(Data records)
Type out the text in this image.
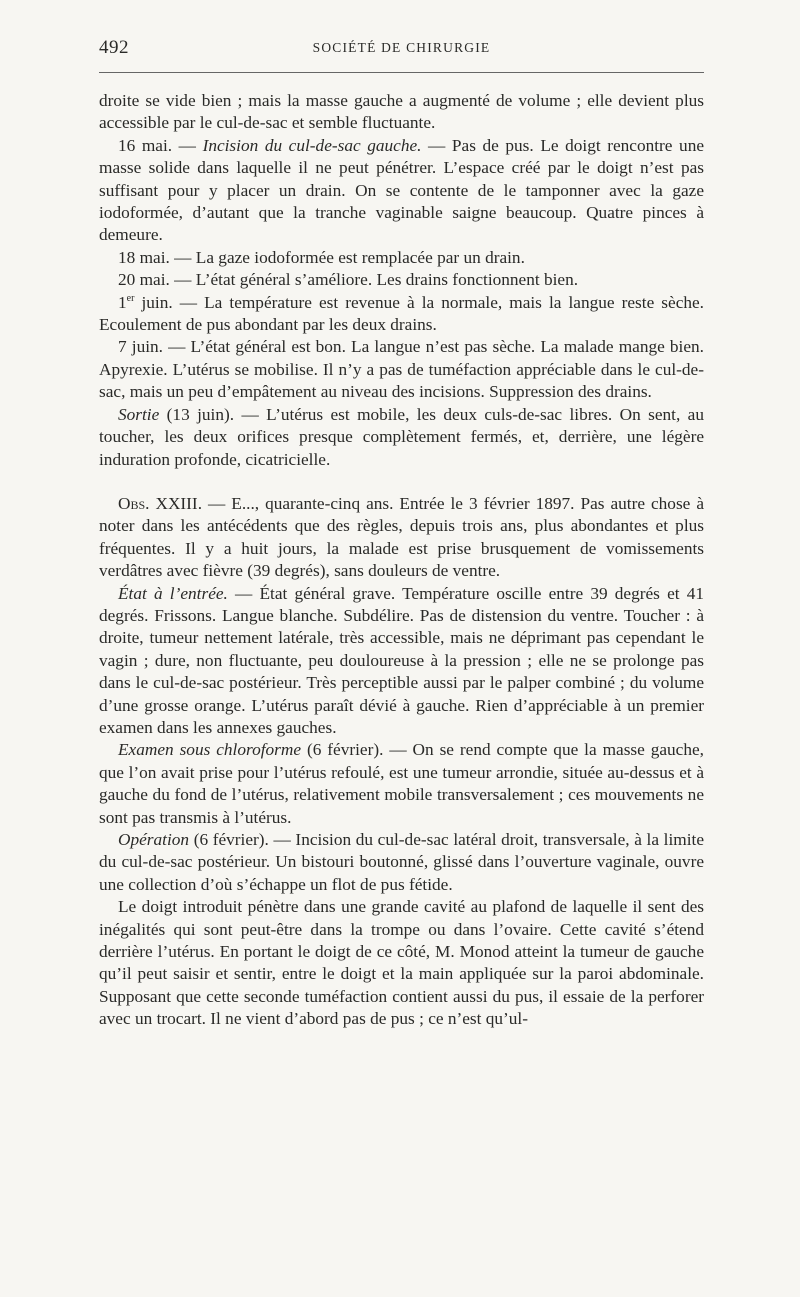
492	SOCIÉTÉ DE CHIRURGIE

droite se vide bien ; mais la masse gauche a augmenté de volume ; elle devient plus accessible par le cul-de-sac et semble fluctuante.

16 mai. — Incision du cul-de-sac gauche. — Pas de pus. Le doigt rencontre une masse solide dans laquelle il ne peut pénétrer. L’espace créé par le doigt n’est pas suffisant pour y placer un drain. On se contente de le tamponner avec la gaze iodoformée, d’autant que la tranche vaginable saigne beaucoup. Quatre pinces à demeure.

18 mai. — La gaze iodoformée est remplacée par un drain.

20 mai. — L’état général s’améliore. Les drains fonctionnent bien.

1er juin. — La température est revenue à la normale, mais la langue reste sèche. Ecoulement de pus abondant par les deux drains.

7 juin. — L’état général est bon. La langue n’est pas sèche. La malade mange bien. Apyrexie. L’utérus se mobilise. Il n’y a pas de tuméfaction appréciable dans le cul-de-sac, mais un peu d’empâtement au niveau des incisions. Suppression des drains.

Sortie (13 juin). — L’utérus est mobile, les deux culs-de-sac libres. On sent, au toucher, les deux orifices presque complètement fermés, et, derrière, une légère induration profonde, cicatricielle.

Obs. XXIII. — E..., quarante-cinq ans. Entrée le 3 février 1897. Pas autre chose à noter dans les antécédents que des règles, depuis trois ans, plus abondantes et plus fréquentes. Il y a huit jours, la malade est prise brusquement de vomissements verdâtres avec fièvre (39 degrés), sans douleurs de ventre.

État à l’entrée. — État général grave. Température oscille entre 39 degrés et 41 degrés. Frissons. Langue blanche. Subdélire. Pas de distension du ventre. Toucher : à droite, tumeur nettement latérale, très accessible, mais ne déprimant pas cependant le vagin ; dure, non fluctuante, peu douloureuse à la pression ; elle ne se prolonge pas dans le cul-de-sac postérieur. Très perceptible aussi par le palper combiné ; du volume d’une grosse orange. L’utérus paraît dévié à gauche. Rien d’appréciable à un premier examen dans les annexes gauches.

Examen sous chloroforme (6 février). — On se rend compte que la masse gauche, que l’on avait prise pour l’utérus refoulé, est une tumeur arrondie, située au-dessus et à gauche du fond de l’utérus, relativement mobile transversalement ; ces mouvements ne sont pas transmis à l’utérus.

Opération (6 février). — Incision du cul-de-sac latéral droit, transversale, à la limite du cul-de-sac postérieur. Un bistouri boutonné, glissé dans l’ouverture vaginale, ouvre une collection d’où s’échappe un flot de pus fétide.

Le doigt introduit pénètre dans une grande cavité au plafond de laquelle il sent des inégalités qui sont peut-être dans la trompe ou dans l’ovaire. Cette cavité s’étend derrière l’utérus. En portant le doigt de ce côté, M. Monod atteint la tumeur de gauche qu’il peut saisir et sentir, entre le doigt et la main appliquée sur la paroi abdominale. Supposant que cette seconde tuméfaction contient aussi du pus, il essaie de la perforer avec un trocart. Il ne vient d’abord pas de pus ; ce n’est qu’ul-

Exercise task =
Report the number of lines in the listing where the string "mais" appears, and nothing besides.

Response for this exercise =
4